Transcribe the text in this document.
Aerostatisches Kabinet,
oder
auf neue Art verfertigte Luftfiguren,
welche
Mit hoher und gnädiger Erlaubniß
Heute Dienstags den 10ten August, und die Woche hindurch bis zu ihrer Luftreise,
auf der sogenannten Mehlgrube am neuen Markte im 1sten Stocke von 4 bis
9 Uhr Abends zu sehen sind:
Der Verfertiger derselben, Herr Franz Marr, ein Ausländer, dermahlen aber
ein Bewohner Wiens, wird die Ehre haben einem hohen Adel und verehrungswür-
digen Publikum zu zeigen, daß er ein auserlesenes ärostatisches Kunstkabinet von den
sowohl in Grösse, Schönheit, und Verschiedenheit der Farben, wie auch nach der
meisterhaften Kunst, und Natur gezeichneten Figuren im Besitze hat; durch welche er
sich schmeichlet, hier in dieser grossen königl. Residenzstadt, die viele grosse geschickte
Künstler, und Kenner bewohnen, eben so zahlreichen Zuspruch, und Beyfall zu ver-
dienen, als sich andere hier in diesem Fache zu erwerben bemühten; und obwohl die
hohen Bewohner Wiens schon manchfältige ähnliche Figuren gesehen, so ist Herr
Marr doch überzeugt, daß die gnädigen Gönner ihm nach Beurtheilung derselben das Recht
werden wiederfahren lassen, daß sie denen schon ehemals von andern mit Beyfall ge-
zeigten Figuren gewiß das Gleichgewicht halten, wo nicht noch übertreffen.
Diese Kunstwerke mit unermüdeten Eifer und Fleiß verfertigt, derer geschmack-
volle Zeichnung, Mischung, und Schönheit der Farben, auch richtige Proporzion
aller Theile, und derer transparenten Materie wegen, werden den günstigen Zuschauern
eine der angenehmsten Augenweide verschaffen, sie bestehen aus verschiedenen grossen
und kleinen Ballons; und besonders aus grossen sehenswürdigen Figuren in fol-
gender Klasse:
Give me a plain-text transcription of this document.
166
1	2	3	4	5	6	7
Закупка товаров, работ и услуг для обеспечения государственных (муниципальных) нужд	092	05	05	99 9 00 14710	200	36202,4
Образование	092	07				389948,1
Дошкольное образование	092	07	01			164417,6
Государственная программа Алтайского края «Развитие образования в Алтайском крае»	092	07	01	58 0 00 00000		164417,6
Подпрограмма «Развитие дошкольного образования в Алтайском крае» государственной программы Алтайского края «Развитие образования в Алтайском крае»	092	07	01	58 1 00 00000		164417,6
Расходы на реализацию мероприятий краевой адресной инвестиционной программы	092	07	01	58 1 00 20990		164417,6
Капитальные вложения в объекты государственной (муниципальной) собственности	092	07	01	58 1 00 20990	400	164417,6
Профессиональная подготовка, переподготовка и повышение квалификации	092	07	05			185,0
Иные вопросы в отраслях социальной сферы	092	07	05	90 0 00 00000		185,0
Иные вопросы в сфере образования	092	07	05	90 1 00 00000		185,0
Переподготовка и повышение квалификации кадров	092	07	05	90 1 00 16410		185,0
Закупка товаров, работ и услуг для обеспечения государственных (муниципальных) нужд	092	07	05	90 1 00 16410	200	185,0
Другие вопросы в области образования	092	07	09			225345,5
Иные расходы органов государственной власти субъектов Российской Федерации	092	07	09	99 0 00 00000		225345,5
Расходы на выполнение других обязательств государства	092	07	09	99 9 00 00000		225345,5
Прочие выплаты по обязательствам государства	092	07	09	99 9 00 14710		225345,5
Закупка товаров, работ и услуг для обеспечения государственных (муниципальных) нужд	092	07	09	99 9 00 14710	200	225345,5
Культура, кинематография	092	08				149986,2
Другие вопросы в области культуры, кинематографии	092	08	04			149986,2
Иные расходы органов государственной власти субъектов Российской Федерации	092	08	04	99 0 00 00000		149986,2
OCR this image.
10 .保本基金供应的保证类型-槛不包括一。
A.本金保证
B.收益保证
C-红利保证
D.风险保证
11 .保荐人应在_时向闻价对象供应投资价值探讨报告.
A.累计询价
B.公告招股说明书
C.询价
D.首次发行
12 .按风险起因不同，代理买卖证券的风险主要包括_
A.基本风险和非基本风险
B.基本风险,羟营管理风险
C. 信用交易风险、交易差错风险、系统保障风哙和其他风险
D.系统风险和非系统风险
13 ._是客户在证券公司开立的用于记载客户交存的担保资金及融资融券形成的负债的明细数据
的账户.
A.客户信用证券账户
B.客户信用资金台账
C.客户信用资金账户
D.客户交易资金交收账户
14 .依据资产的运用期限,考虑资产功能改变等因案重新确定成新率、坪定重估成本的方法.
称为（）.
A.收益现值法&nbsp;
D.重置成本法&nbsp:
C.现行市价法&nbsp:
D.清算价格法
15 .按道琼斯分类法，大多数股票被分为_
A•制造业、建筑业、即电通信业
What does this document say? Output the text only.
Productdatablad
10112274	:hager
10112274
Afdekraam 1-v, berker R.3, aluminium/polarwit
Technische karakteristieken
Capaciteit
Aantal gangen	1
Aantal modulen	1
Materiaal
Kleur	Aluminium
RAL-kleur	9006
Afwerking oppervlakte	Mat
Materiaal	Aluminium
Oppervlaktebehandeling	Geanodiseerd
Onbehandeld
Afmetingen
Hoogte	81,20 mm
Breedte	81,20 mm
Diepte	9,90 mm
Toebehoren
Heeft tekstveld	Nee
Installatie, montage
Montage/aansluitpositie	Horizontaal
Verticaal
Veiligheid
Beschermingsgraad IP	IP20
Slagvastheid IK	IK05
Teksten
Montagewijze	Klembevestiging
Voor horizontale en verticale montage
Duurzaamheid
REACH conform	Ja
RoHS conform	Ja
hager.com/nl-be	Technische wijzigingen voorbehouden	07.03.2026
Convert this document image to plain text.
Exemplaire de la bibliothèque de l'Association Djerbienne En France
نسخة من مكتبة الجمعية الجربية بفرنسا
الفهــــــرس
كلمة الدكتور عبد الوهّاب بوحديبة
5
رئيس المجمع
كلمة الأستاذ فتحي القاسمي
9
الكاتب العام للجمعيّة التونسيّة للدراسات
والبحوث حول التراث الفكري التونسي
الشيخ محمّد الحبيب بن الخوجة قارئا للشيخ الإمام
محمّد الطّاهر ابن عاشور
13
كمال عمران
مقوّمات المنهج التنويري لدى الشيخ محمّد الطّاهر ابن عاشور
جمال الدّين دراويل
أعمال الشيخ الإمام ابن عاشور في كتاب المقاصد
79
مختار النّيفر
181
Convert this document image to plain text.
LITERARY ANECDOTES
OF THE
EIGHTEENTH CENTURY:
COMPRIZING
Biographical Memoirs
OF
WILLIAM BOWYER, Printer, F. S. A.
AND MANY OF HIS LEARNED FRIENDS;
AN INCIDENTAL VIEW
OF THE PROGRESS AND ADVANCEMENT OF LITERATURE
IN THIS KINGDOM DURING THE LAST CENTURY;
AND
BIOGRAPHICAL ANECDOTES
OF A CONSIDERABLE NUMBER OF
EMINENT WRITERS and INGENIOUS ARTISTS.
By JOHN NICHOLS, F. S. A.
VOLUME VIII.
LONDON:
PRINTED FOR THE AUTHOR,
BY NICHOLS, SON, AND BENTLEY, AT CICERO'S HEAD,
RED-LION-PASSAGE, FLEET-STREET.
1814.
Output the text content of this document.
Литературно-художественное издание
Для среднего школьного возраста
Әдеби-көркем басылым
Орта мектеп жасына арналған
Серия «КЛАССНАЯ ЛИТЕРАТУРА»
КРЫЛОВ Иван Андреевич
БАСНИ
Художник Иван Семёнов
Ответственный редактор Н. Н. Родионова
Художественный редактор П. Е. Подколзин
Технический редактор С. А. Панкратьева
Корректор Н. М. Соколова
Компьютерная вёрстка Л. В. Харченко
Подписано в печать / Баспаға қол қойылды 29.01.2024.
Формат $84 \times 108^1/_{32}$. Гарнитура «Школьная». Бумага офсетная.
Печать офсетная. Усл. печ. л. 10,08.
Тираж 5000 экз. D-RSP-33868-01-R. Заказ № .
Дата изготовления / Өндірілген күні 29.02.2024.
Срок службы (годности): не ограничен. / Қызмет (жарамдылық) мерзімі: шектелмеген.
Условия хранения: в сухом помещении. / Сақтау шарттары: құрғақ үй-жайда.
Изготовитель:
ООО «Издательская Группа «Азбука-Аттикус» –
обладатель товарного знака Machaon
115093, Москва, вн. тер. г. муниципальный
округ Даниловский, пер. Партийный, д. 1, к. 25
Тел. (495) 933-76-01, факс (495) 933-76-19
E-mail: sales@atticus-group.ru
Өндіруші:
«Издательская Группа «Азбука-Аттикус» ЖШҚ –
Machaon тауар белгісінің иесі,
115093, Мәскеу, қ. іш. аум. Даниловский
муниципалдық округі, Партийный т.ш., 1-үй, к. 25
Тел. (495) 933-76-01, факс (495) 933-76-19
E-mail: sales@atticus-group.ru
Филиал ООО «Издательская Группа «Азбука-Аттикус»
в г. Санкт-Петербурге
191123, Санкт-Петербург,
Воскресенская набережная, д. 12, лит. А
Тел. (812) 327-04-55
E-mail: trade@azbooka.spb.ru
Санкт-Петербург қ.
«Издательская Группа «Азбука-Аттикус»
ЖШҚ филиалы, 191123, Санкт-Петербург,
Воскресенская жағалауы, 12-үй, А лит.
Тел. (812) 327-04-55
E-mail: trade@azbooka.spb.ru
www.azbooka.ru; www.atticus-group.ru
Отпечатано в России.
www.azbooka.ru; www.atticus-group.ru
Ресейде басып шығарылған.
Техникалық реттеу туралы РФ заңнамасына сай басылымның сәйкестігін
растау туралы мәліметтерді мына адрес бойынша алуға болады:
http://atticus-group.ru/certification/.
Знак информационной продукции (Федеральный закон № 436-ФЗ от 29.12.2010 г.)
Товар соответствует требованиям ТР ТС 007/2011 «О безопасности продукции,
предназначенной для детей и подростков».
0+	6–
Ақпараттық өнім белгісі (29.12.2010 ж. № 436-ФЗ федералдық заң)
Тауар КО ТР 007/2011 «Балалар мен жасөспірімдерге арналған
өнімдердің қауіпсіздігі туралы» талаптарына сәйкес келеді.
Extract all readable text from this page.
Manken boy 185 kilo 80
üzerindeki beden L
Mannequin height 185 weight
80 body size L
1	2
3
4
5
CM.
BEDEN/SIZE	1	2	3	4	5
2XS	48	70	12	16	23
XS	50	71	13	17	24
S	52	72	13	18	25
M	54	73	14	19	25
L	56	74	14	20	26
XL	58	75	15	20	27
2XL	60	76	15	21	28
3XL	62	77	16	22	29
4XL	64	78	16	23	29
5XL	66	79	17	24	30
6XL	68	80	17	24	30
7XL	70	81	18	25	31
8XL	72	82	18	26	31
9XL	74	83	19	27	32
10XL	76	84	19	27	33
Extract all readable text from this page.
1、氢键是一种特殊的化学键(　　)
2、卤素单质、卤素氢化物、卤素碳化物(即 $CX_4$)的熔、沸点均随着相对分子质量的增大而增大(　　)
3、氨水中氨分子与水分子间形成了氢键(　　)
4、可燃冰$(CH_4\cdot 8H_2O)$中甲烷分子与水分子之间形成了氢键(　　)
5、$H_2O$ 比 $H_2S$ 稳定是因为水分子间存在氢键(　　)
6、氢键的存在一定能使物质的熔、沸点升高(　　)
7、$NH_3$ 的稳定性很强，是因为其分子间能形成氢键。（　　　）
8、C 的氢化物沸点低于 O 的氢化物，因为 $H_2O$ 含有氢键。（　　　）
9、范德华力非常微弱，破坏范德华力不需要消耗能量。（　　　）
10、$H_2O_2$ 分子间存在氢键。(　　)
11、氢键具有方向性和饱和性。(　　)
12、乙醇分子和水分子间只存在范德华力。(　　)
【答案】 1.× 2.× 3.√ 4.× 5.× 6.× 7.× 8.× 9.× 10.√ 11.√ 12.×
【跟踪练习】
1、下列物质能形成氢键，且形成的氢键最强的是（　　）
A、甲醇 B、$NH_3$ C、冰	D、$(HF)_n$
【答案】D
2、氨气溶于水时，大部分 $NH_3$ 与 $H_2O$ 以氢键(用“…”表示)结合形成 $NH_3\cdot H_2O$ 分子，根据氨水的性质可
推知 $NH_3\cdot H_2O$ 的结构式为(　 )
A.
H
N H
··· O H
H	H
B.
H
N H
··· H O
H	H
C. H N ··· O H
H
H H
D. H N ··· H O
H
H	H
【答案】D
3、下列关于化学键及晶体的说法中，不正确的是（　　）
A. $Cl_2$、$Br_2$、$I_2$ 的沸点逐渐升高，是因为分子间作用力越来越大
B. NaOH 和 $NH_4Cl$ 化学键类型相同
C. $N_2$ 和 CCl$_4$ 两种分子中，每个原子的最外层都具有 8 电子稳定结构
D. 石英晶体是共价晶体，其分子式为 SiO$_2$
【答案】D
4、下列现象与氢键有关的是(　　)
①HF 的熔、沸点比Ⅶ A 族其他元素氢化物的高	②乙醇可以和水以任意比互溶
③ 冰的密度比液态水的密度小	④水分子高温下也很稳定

* * * * * * * * *

(Required task) Only the number should be given: how many lines of the data contain the word "края"?

(Reply) 2